> INSTRUCTIONS TO FOLLOW
Search the material for "Positions" and show all lines that contain it.

Data entries for graphics:
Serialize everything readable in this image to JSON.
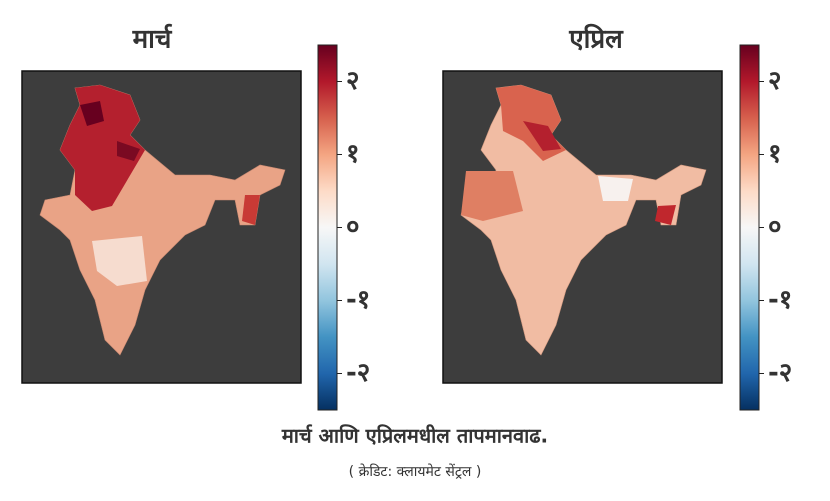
{
  "maps": [
    {
      "title": "मार्च",
      "colorbar": {
        "range": [
          -2.5,
          2.5
        ],
        "ticks": [
          {
            "value": 2,
            "label": "२"
          },
          {
            "value": 1,
            "label": "१"
          },
          {
            "value": 0,
            "label": "०"
          },
          {
            "value": -1,
            "label": "-१"
          },
          {
            "value": -2,
            "label": "-२"
          }
        ]
      }
    },
    {
      "title": "एप्रिल",
      "colorbar": {
        "range": [
          -2.5,
          2.5
        ],
        "ticks": [
          {
            "value": 2,
            "label": "२"
          },
          {
            "value": 1,
            "label": "१"
          },
          {
            "value": 0,
            "label": "०"
          },
          {
            "value": -1,
            "label": "-१"
          },
          {
            "value": -2,
            "label": "-२"
          }
        ]
      }
    }
  ],
  "caption": "मार्च आणि एप्रिलमधील तापमानवाढ.",
  "credit": "( क्रेडिट: क्लायमेट सेंट्रल )"
}
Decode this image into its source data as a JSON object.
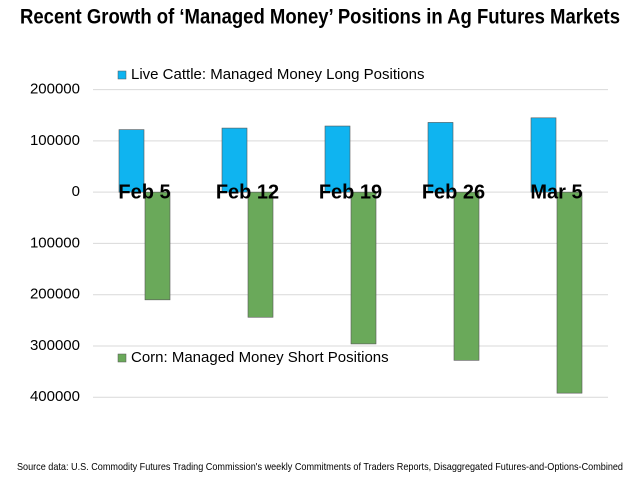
{
  "chart_data": {
    "type": "bar",
    "title": "Recent Growth of ‘Managed Money’ Positions in Ag Futures Markets",
    "source": "Source data: U.S. Commodity Futures Trading Commission's weekly Commitments of Traders Reports, Disaggregated Futures-and-Options-Combined",
    "categories": [
      "Feb 5",
      "Feb 12",
      "Feb 19",
      "Feb 26",
      "Mar 5"
    ],
    "series": [
      {
        "name": "Live Cattle: Managed Money Long Positions",
        "color": "#0fb4f0",
        "values": [
          122000,
          125000,
          129000,
          136000,
          145000
        ]
      },
      {
        "name": "Corn: Managed Money Short Positions",
        "color": "#6aa95a",
        "values": [
          -210000,
          -244000,
          -296000,
          -328000,
          -392000
        ]
      }
    ],
    "ylim": [
      -460000,
      250000
    ],
    "yticks": [
      200000,
      100000,
      0,
      {
        "value": -100000,
        "label": "100000"
      },
      {
        "value": -200000,
        "label": "200000"
      },
      {
        "value": -300000,
        "label": "300000"
      },
      {
        "value": -400000,
        "label": "400000"
      }
    ],
    "grid": true
  }
}
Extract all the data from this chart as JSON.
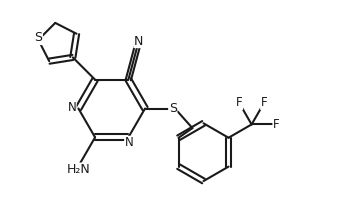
{
  "background_color": "#ffffff",
  "line_color": "#1a1a1a",
  "line_width": 1.5,
  "font_size": 8.5,
  "figsize": [
    3.53,
    2.17
  ],
  "dpi": 100,
  "xlim": [
    0,
    9.5
  ],
  "ylim": [
    0,
    5.8
  ]
}
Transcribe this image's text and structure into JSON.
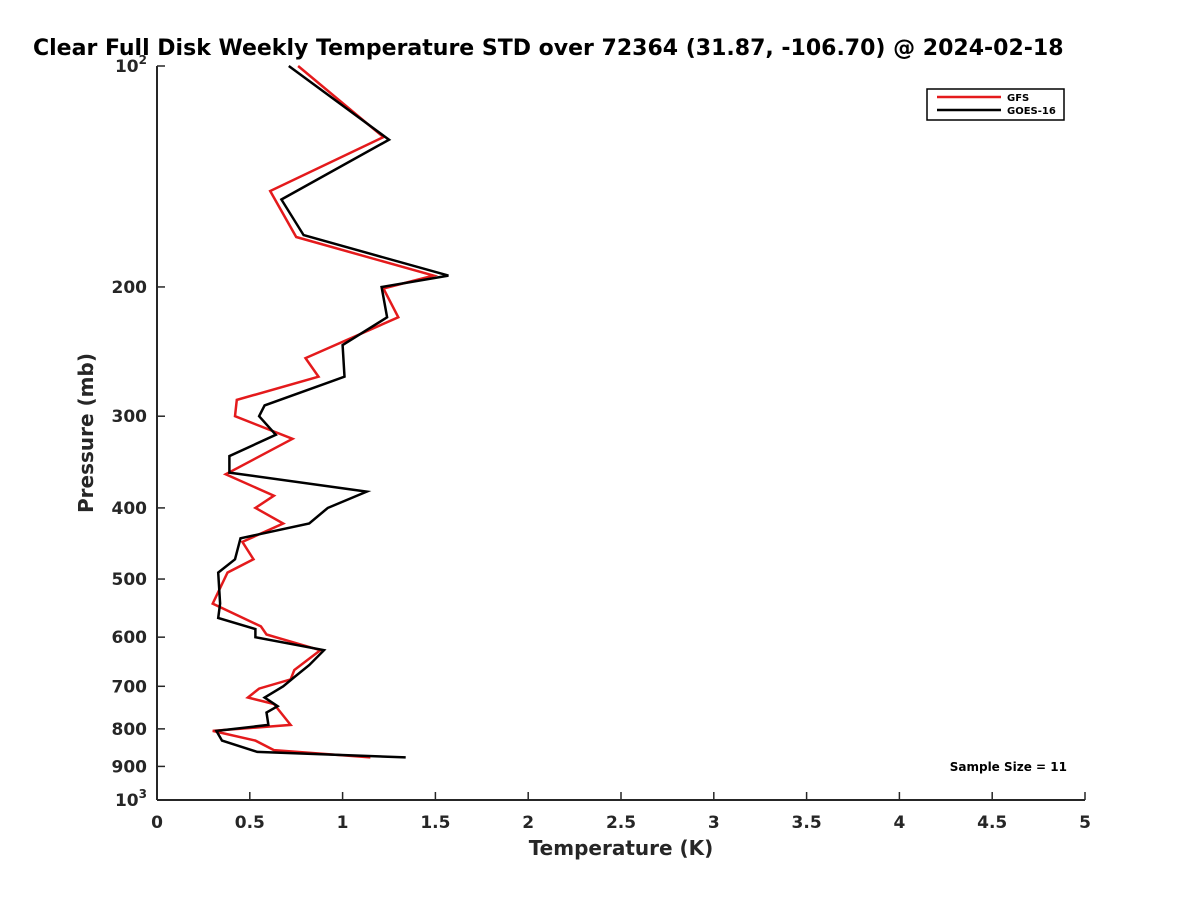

> EXPECTED ANSWER
    "title": "Recent Growth of ‘Managed Money’ Positions in Ag Futures Markets",
        "name": "Live Cattle: Managed Money Long Positions",
        "name": "Corn: Managed Money Short Positions",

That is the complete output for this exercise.